• [What to work on]: Below are some records; retype all of them exactly.
Start of Record set
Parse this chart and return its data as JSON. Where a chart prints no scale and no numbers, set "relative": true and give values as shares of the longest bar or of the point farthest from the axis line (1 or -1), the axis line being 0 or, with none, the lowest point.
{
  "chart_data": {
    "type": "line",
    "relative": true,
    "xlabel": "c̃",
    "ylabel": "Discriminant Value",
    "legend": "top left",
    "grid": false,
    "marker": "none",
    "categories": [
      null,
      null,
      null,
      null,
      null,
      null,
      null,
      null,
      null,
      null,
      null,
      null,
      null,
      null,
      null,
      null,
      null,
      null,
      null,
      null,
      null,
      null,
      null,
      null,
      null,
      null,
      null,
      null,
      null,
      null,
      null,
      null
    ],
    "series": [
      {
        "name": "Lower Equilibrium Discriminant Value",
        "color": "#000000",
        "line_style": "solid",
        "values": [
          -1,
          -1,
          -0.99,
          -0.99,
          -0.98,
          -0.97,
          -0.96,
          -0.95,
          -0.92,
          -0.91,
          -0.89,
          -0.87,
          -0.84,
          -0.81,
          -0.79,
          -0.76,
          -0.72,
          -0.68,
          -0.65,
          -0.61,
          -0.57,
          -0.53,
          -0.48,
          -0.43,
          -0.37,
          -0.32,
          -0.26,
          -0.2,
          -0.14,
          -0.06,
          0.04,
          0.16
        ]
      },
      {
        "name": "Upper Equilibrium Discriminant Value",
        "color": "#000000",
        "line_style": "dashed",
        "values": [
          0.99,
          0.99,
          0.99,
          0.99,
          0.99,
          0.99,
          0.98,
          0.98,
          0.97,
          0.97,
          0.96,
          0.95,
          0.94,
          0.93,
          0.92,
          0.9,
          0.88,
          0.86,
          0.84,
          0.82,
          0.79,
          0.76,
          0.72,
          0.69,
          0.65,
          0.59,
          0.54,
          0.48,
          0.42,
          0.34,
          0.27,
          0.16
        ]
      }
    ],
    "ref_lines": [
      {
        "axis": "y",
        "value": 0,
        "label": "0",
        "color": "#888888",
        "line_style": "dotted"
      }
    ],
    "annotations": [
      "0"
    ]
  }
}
End of Record set
• [Answer to this task]:
Parse this chart and return its data as JSON. Where a chart prints no scale and no numbers, set "relative": true and give values as shares of the longest bar or of the point farthest from the axis line (1 or -1), the axis line being 0 or, with none, the lowest point.
{
  "chart_data": {
    "type": "line",
    "relative": true,
    "xlabel": "c̃",
    "ylabel": "Discriminant Value",
    "legend": "top left",
    "grid": false,
    "marker": "none",
    "categories": [
      null,
      null,
      null,
      null,
      null,
      null,
      null,
      null,
      null,
      null,
      null,
      null,
      null,
      null,
      null,
      null,
      null,
      null,
      null,
      null,
      null,
      null,
      null,
      null,
      null,
      null,
      null,
      null,
      null,
      null,
      null,
      null
    ],
    "series": [
      {
        "name": "Lower Equilibrium Discriminant Value",
        "color": "#000000",
        "line_style": "solid",
        "values": [
          -1,
          -1,
          -0.99,
          -0.99,
          -0.98,
          -0.97,
          -0.96,
          -0.95,
          -0.92,
          -0.91,
          -0.89,
          -0.87,
          -0.84,
          -0.81,
          -0.79,
          -0.76,
          -0.72,
          -0.68,
          -0.65,
          -0.61,
          -0.57,
          -0.53,
          -0.48,
          -0.43,
          -0.37,
          -0.32,
          -0.26,
          -0.2,
          -0.14,
          -0.06,
          0.04,
          0.16
        ]
      },
      {
        "name": "Upper Equilibrium Discriminant Value",
        "color": "#000000",
        "line_style": "dashed",
        "values": [
          0.99,
          0.99,
          0.99,
          0.99,
          0.99,
          0.99,
          0.98,
          0.98,
          0.97,
          0.97,
          0.96,
          0.95,
          0.94,
          0.93,
          0.92,
          0.9,
          0.88,
          0.86,
          0.84,
          0.82,
          0.79,
          0.76,
          0.72,
          0.69,
          0.65,
          0.59,
          0.54,
          0.48,
          0.42,
          0.34,
          0.27,
          0.16
        ]
      }
    ],
    "ref_lines": [
      {
        "axis": "y",
        "value": 0,
        "label": "0",
        "color": "#888888",
        "line_style": "dotted"
      }
    ],
    "annotations": [
      "0"
    ]
  }
}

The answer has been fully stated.